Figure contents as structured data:

#####

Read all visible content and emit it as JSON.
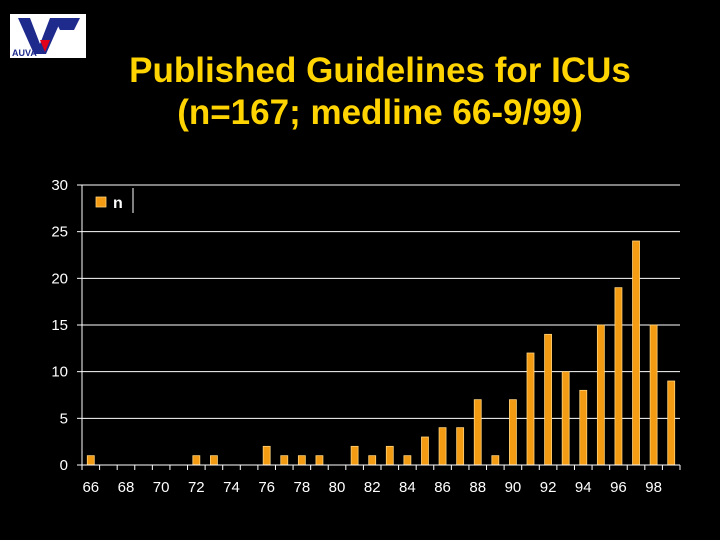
{
  "logo": {
    "text": "AUVA"
  },
  "title_line1": "Published Guidelines for ICUs",
  "title_line2": "(n=167; medline 66-9/99)",
  "colors": {
    "bar": "#F29B13",
    "bar_edge": "#FFD27A",
    "title": "#FFD400",
    "axis": "#FFFFFF",
    "background": "#000000"
  },
  "chart_data": {
    "type": "bar",
    "title": "Published Guidelines for ICUs (n=167; medline 66-9/99)",
    "xlabel": "",
    "ylabel": "",
    "ylim": [
      0,
      30
    ],
    "yticks": [
      0,
      5,
      10,
      15,
      20,
      25,
      30
    ],
    "grid": "horizontal",
    "legend": {
      "position": "top-left",
      "entries": [
        "n"
      ]
    },
    "categories": [
      "66",
      "67",
      "68",
      "69",
      "70",
      "71",
      "72",
      "73",
      "74",
      "75",
      "76",
      "77",
      "78",
      "79",
      "80",
      "81",
      "82",
      "83",
      "84",
      "85",
      "86",
      "87",
      "88",
      "89",
      "90",
      "91",
      "92",
      "93",
      "94",
      "95",
      "96",
      "97",
      "98",
      "99"
    ],
    "tick_labels": [
      "66",
      "68",
      "70",
      "72",
      "74",
      "76",
      "78",
      "80",
      "82",
      "84",
      "86",
      "88",
      "90",
      "92",
      "94",
      "96",
      "98"
    ],
    "series": [
      {
        "name": "n",
        "values": [
          1,
          0,
          0,
          0,
          0,
          0,
          1,
          1,
          0,
          0,
          2,
          1,
          1,
          1,
          0,
          2,
          1,
          2,
          1,
          3,
          4,
          4,
          7,
          1,
          7,
          12,
          14,
          10,
          8,
          15,
          19,
          24,
          15,
          9
        ]
      }
    ]
  }
}
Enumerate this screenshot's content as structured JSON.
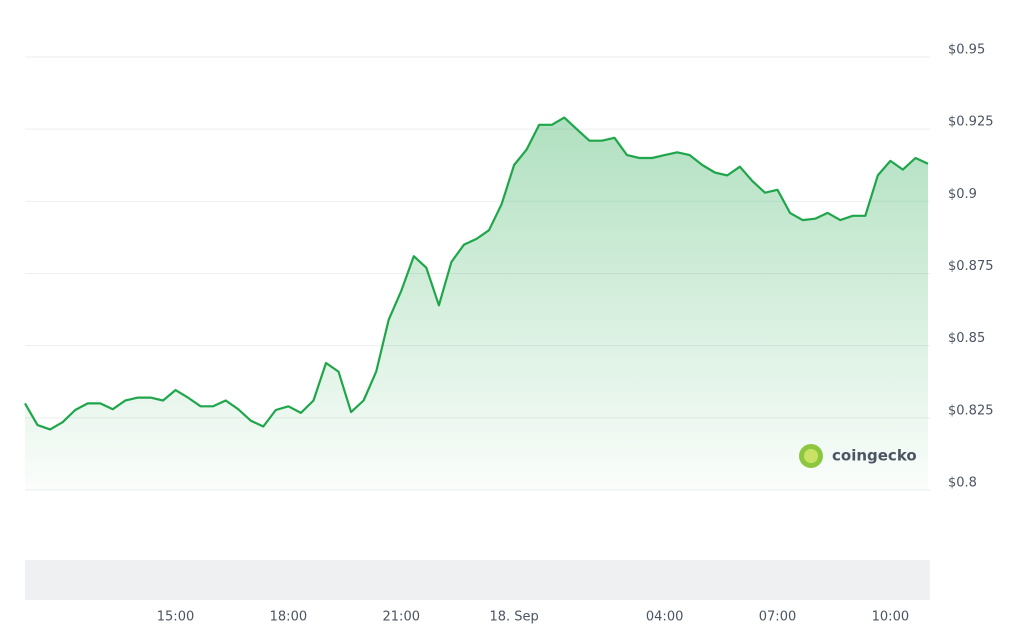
{
  "chart_data": {
    "type": "line",
    "categories": [
      null,
      null,
      null,
      null,
      null,
      null,
      null,
      null,
      null,
      null,
      null,
      null,
      "15:00",
      null,
      null,
      null,
      null,
      null,
      null,
      null,
      null,
      "18:00",
      null,
      null,
      null,
      null,
      null,
      null,
      null,
      null,
      "21:00",
      null,
      null,
      null,
      null,
      null,
      null,
      null,
      null,
      "18. Sep",
      null,
      null,
      null,
      null,
      null,
      null,
      null,
      null,
      null,
      null,
      null,
      "04:00",
      null,
      null,
      null,
      null,
      null,
      null,
      null,
      null,
      "07:00",
      null,
      null,
      null,
      null,
      null,
      null,
      null,
      null,
      "10:00",
      null,
      null,
      null
    ],
    "values": [
      0.83,
      0.8225,
      0.821,
      0.8235,
      0.8277,
      0.83,
      0.83,
      0.828,
      0.831,
      0.832,
      0.832,
      0.831,
      0.8346,
      0.832,
      0.829,
      0.829,
      0.831,
      0.828,
      0.824,
      0.822,
      0.8277,
      0.829,
      0.8267,
      0.831,
      0.844,
      0.841,
      0.827,
      0.831,
      0.841,
      0.859,
      0.869,
      0.881,
      0.877,
      0.864,
      0.879,
      0.885,
      0.887,
      0.89,
      0.899,
      0.9126,
      0.918,
      0.9265,
      0.9265,
      0.929,
      0.925,
      0.921,
      0.921,
      0.922,
      0.916,
      0.915,
      0.915,
      0.916,
      0.917,
      0.916,
      0.9126,
      0.91,
      0.909,
      0.912,
      0.907,
      0.903,
      0.904,
      0.896,
      0.8935,
      0.894,
      0.896,
      0.8935,
      0.895,
      0.895,
      0.909,
      0.914,
      0.911,
      0.915,
      0.913
    ],
    "color": "#1fa64a",
    "ylim": [
      0.8,
      0.95
    ],
    "yticks": [
      {
        "value": 0.8,
        "label": "$0.8"
      },
      {
        "value": 0.825,
        "label": "$0.825"
      },
      {
        "value": 0.85,
        "label": "$0.85"
      },
      {
        "value": 0.875,
        "label": "$0.875"
      },
      {
        "value": 0.9,
        "label": "$0.9"
      },
      {
        "value": 0.925,
        "label": "$0.925"
      },
      {
        "value": 0.95,
        "label": "$0.95"
      }
    ],
    "grid": true,
    "watermark": "coingecko"
  }
}
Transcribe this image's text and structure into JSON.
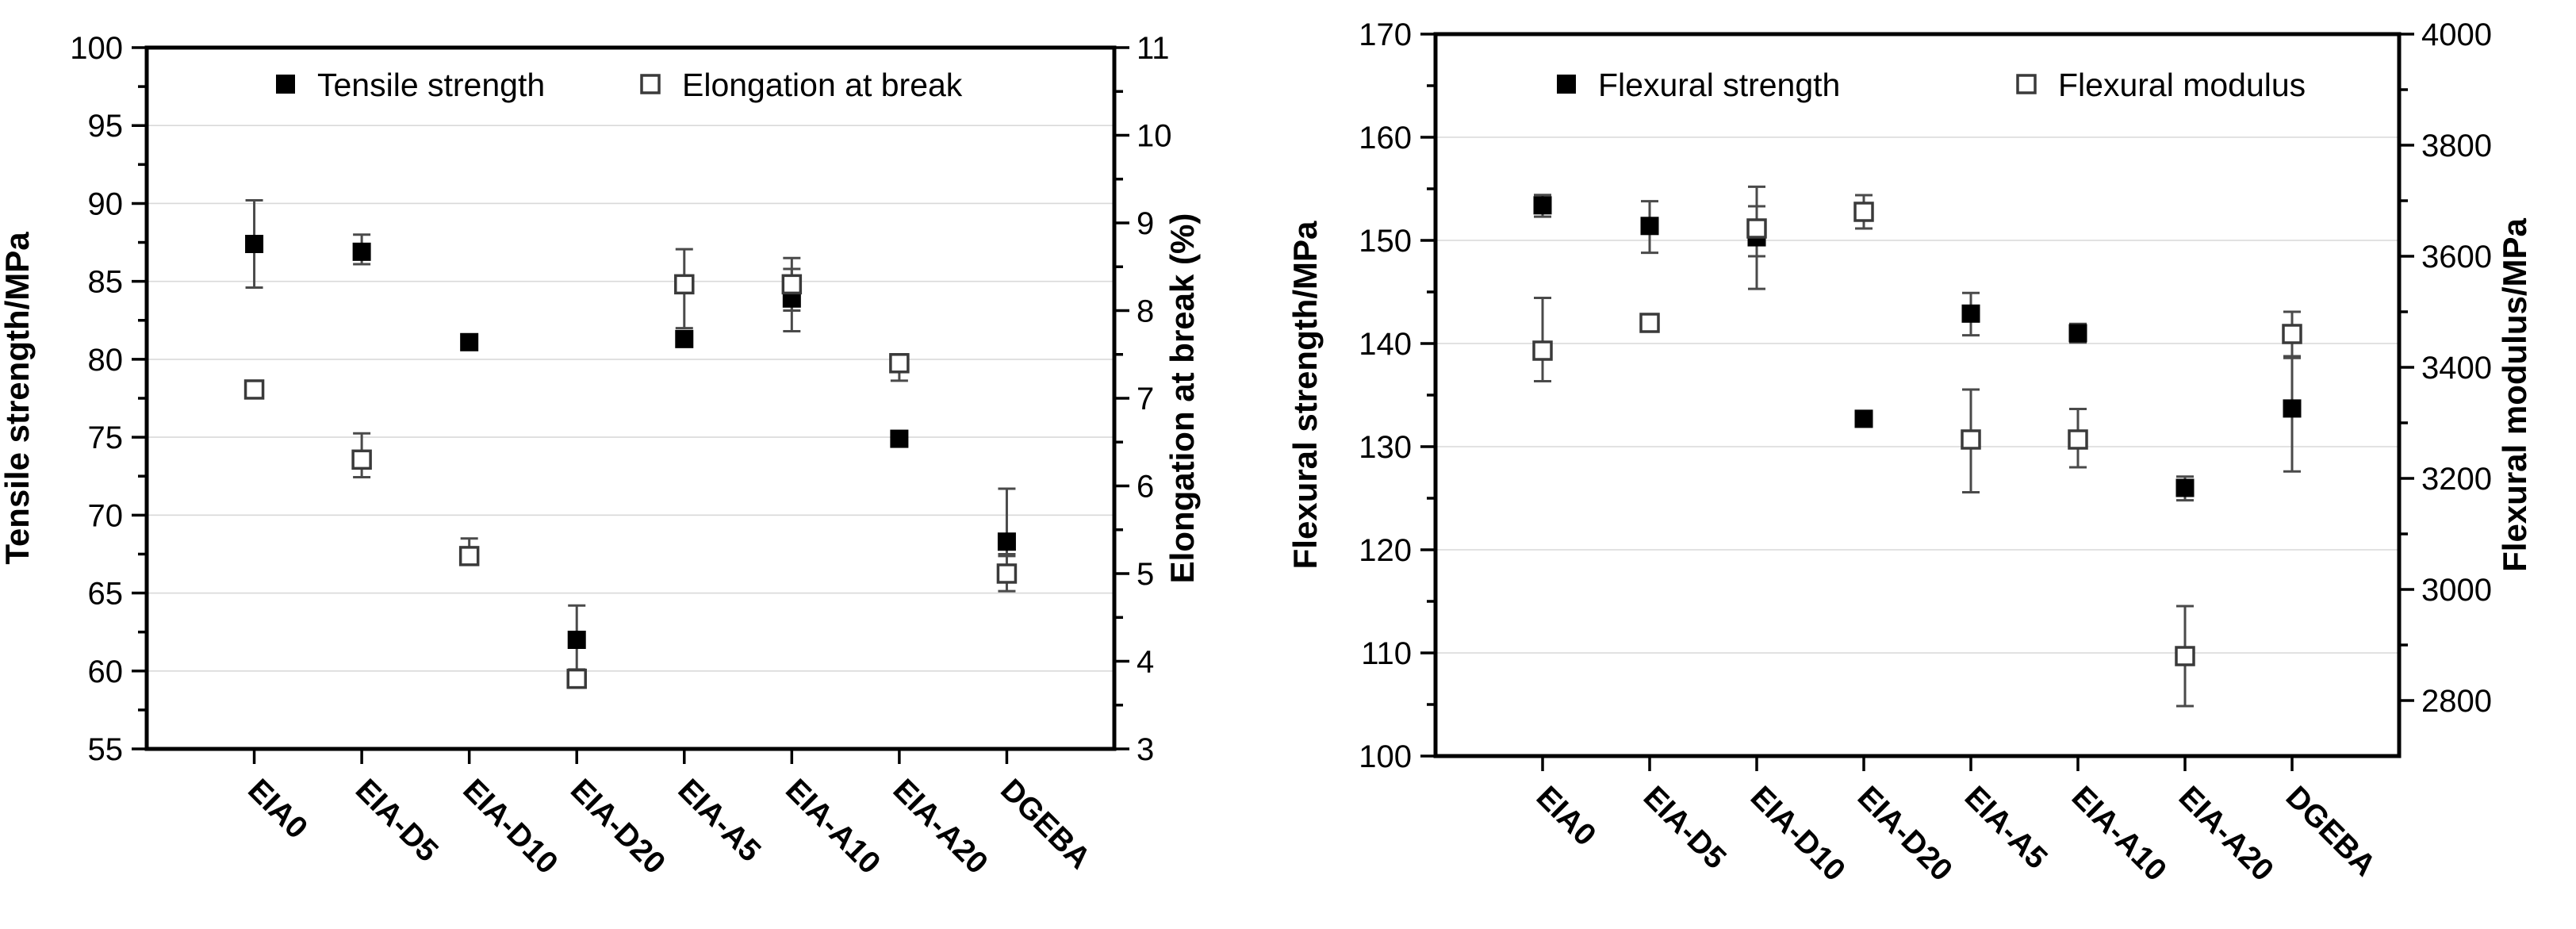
{
  "figure": {
    "background": "#ffffff",
    "marker_filled_color": "#000000",
    "marker_open_stroke": "#3a3a3a",
    "error_bar_color": "#4a4a4a",
    "gridline_color": "#d9d9d9",
    "frame_color": "#000000"
  },
  "chart_data": [
    {
      "type": "scatter",
      "title": "",
      "grid": "horizontal-major",
      "legend_position": "top-inside",
      "categories": [
        "EIA0",
        "EIA-D5",
        "EIA-D10",
        "EIA-D20",
        "EIA-A5",
        "EIA-A10",
        "EIA-A20",
        "DGEBA"
      ],
      "left_axis": {
        "label": "Tensile strength/MPa",
        "min": 55,
        "max": 100,
        "major_step": 5,
        "minor_step": 2.5
      },
      "right_axis": {
        "label": "Elongation at break (%)",
        "min": 3,
        "max": 11,
        "major_step": 1,
        "minor_step": 0.5
      },
      "series": [
        {
          "name": "Tensile strength",
          "axis": "left",
          "marker": "filled-square",
          "values": [
            87.4,
            86.9,
            81.1,
            62.0,
            81.3,
            83.9,
            74.9,
            68.3
          ],
          "error_ranges": [
            [
              84.6,
              90.2
            ],
            [
              86.1,
              88.0
            ],
            null,
            [
              60.1,
              64.2
            ],
            null,
            [
              81.8,
              85.8
            ],
            null,
            [
              67.5,
              71.7
            ]
          ]
        },
        {
          "name": "Elongation at break",
          "axis": "right",
          "marker": "open-square",
          "values": [
            7.1,
            6.3,
            5.2,
            3.8,
            8.3,
            8.3,
            7.4,
            5.0
          ],
          "error_ranges": [
            null,
            [
              6.1,
              6.6
            ],
            [
              5.1,
              5.4
            ],
            [
              3.7,
              3.9
            ],
            [
              7.8,
              8.7
            ],
            [
              8.0,
              8.6
            ],
            [
              7.2,
              7.5
            ],
            [
              4.8,
              5.2
            ]
          ]
        }
      ]
    },
    {
      "type": "scatter",
      "title": "",
      "grid": "horizontal-major",
      "legend_position": "top-inside",
      "categories": [
        "EIA0",
        "EIA-D5",
        "EIA-D10",
        "EIA-D20",
        "EIA-A5",
        "EIA-A10",
        "EIA-A20",
        "DGEBA"
      ],
      "left_axis": {
        "label": "Flexural strength/MPa",
        "min": 100,
        "max": 170,
        "major_step": 10,
        "minor_step": 5
      },
      "right_axis": {
        "label": "Flexural modulus/MPa",
        "min": 2700,
        "max": 4000,
        "major_step": 200,
        "minor_step": 100,
        "label_min": 2800
      },
      "series": [
        {
          "name": "Flexural strength",
          "axis": "left",
          "marker": "filled-square",
          "values": [
            153.4,
            151.4,
            150.3,
            132.7,
            142.9,
            141.0,
            126.0,
            133.7
          ],
          "error_ranges": [
            [
              152.3,
              154.4
            ],
            [
              148.8,
              153.8
            ],
            [
              145.3,
              155.2
            ],
            null,
            [
              140.8,
              144.9
            ],
            [
              140.1,
              141.9
            ],
            [
              124.8,
              127.1
            ],
            [
              127.6,
              138.6
            ]
          ]
        },
        {
          "name": "Flexural modulus",
          "axis": "right",
          "marker": "open-square",
          "values": [
            3430,
            3480,
            3650,
            3680,
            3270,
            3270,
            2880,
            3460
          ],
          "error_ranges": [
            [
              3375,
              3525
            ],
            null,
            [
              3600,
              3690
            ],
            [
              3650,
              3710
            ],
            [
              3175,
              3360
            ],
            [
              3220,
              3325
            ],
            [
              2790,
              2970
            ],
            [
              3420,
              3500
            ]
          ]
        }
      ]
    }
  ]
}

#####

§ **EXERCISE**
Find the lines above that contain the word "Published" and collect them.

§ **CORRECT ANSWER**
  "title_line1": "Published Guidelines for ICUs",
    "title": "Published Guidelines for ICUs (n=167; medline 66-9/99)",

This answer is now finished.